*WHAT IS EXPECTED:* Give back the entire listing verbatim.

[Records excerpted from a collection]
□ □ □ □ □ □ □
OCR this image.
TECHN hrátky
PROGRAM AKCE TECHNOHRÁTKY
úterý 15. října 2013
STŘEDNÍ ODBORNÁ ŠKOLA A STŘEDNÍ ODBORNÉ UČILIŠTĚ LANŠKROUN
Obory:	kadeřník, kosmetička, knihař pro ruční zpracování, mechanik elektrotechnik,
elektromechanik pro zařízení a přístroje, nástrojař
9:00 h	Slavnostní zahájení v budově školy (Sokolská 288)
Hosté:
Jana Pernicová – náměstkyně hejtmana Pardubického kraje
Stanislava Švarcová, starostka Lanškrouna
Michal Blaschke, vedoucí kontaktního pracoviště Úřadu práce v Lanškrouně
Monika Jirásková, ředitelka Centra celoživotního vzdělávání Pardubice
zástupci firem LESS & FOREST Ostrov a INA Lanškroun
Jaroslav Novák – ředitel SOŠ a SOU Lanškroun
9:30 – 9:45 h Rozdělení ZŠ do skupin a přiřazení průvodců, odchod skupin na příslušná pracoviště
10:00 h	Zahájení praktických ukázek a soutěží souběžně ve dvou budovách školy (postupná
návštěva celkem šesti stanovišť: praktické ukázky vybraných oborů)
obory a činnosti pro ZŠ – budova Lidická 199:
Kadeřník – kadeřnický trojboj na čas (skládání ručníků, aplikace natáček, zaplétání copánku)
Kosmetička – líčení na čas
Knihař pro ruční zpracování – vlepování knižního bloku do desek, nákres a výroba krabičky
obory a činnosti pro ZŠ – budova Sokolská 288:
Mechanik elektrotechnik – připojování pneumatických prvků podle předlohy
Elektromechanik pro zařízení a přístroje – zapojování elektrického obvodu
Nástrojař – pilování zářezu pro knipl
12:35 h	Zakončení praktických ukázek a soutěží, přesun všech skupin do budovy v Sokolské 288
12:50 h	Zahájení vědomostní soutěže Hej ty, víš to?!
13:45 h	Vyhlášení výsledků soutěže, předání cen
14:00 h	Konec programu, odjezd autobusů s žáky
□ □ □ □ □ □ □
*COMPLETED EXERCISE:*
OCR this image.
TECHN hrátky
PROGRAM AKCE TECHNOHRÁTKY
úterý 15. října 2013
STŘEDNÍ ODBORNÁ ŠKOLA A STŘEDNÍ ODBORNÉ UČILIŠTĚ LANŠKROUN
Obory:	kadeřník, kosmetička, knihař pro ruční zpracování, mechanik elektrotechnik,
elektromechanik pro zařízení a přístroje, nástrojař
9:00 h	Slavnostní zahájení v budově školy (Sokolská 288)
Hosté:
Jana Pernicová – náměstkyně hejtmana Pardubického kraje
Stanislava Švarcová, starostka Lanškrouna
Michal Blaschke, vedoucí kontaktního pracoviště Úřadu práce v Lanškrouně
Monika Jirásková, ředitelka Centra celoživotního vzdělávání Pardubice
zástupci firem LESS & FOREST Ostrov a INA Lanškroun
Jaroslav Novák – ředitel SOŠ a SOU Lanškroun
9:30 – 9:45 h Rozdělení ZŠ do skupin a přiřazení průvodců, odchod skupin na příslušná pracoviště
10:00 h	Zahájení praktických ukázek a soutěží souběžně ve dvou budovách školy (postupná
návštěva celkem šesti stanovišť: praktické ukázky vybraných oborů)
obory a činnosti pro ZŠ – budova Lidická 199:
Kadeřník – kadeřnický trojboj na čas (skládání ručníků, aplikace natáček, zaplétání copánku)
Kosmetička – líčení na čas
Knihař pro ruční zpracování – vlepování knižního bloku do desek, nákres a výroba krabičky
obory a činnosti pro ZŠ – budova Sokolská 288:
Mechanik elektrotechnik – připojování pneumatických prvků podle předlohy
Elektromechanik pro zařízení a přístroje – zapojování elektrického obvodu
Nástrojař – pilování zářezu pro knipl
12:35 h	Zakončení praktických ukázek a soutěží, přesun všech skupin do budovy v Sokolské 288
12:50 h	Zahájení vědomostní soutěže Hej ty, víš to?!
13:45 h	Vyhlášení výsledků soutěže, předání cen
14:00 h	Konec programu, odjezd autobusů s žáky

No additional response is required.